### WORK TO DO
In the passage on internal load balancing, what load-balancing-scheme must forwarding rules for internal TCP/UDP load balancers have? Please answer in a few words.

### SUPPLIED PASSAGE
--- start ---
This diagram illustrates traffic distribution among VMs located in two separate instance groups. Traffic sent from the client instance to the IP address of the load balancer (10.10.10.9) is distributed among backend VMs in either instance group. Responses sent from any of the serving backend VMs are delivered directly to the client VM.

You can use Internal TCP/UDP Load Balancing with either a custom mode or auto mode VPC network. You can also create internal TCP/UDP load balancers with an existing legacy network.

An internal TCP/UDP load balancer consists of the following Google Cloud components.

Component Purpose Requirements
Internal IP address This is the address for the load balancer. The internal IP address must be in the same subnet as the internal forwarding rule. The subnet must be in the same region and VPC network as the backend service.
Internal forwarding rule An internal forwarding rule in combination with the internal IP address is the frontend of the load balancer. It defines the protocol and port(s) that the load balancer accepts, and it directs traffic to a regional internal backend service. Forwarding rules for internal TCP/UDP load balancers must do the following:
• Have a load-balancing-scheme of INTERNAL.
• Use an ip-protocol of either TCP or UDP, matching the protocol of the backend service.
• Reference a subnet in the same VPC network and region as the backend service.
--- end ---
### LISTED ENTRIES
--- start ---
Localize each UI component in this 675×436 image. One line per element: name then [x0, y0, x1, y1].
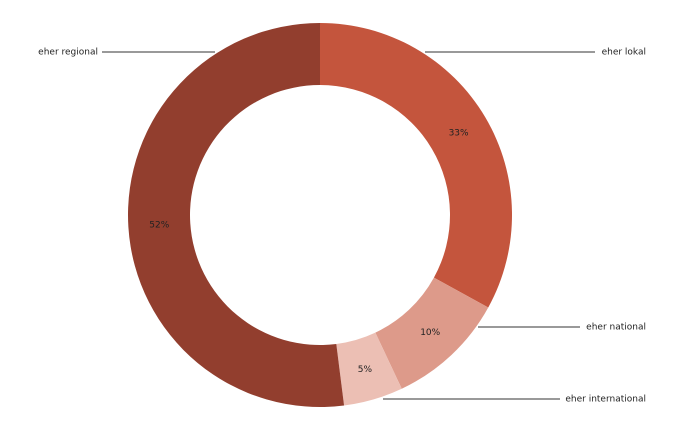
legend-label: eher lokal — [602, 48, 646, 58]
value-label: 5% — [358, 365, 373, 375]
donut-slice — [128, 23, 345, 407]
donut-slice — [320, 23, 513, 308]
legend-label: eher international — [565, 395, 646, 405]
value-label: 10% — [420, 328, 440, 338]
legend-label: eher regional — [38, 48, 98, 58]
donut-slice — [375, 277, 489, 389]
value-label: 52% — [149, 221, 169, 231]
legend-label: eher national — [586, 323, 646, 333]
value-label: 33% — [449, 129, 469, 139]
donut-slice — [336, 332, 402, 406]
--- end ---
--- start ---
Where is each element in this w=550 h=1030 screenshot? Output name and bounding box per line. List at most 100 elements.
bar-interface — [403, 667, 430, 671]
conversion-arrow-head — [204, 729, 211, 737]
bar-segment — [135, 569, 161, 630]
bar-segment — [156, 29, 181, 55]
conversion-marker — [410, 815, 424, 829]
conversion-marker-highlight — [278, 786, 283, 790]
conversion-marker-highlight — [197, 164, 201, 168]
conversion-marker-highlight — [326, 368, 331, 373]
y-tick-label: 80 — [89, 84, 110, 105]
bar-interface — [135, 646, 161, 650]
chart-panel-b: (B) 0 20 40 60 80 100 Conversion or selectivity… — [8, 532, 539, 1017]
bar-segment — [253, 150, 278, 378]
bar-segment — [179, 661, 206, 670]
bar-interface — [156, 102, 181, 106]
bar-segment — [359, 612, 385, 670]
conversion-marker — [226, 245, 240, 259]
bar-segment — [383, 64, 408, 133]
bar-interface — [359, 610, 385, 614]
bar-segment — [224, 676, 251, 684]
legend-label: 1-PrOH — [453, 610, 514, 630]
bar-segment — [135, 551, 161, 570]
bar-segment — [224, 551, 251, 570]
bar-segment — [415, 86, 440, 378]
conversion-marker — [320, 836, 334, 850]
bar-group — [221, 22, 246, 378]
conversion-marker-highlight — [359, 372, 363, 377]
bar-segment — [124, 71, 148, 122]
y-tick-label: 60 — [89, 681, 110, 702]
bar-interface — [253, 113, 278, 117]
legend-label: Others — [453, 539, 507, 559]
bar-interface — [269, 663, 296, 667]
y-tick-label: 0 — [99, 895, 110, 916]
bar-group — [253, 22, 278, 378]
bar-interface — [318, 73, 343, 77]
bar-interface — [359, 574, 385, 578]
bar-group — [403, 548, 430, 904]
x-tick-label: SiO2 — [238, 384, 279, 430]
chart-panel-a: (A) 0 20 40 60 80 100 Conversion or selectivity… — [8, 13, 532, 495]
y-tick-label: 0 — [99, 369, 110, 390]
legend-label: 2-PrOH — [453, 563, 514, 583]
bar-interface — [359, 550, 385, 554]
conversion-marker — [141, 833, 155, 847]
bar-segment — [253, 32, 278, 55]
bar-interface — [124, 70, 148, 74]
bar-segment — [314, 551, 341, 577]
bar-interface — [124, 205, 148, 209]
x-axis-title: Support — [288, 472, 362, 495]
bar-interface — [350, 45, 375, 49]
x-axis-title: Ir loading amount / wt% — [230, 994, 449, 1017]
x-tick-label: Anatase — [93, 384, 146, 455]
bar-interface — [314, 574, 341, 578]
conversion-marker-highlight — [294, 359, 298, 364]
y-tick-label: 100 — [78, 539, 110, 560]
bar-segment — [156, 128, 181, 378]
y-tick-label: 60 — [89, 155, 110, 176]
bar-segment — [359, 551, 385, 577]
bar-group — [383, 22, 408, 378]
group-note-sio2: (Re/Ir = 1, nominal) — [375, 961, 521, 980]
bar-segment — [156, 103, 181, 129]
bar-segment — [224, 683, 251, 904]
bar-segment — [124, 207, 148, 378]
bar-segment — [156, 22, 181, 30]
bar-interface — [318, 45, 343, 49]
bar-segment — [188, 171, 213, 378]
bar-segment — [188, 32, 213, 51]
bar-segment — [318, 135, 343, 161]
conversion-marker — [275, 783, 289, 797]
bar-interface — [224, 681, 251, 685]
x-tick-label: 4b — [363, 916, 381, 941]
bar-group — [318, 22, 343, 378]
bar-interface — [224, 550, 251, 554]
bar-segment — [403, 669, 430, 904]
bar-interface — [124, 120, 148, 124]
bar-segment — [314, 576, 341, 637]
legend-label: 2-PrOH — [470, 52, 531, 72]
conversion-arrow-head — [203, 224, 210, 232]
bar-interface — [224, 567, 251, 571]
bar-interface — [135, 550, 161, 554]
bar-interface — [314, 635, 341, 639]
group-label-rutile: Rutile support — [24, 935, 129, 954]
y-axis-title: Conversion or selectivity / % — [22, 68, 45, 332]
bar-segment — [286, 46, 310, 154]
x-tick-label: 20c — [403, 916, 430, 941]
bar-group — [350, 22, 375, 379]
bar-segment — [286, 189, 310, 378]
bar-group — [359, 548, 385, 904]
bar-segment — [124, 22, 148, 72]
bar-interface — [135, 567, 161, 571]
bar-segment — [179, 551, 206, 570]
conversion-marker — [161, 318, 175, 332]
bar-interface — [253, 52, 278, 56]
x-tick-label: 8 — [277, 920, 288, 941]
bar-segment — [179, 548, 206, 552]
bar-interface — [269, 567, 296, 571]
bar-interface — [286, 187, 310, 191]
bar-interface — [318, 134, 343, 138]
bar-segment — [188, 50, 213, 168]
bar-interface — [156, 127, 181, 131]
--- end ---
### WRITTEN SOLUTION
A load-balancing-scheme of INTERNAL.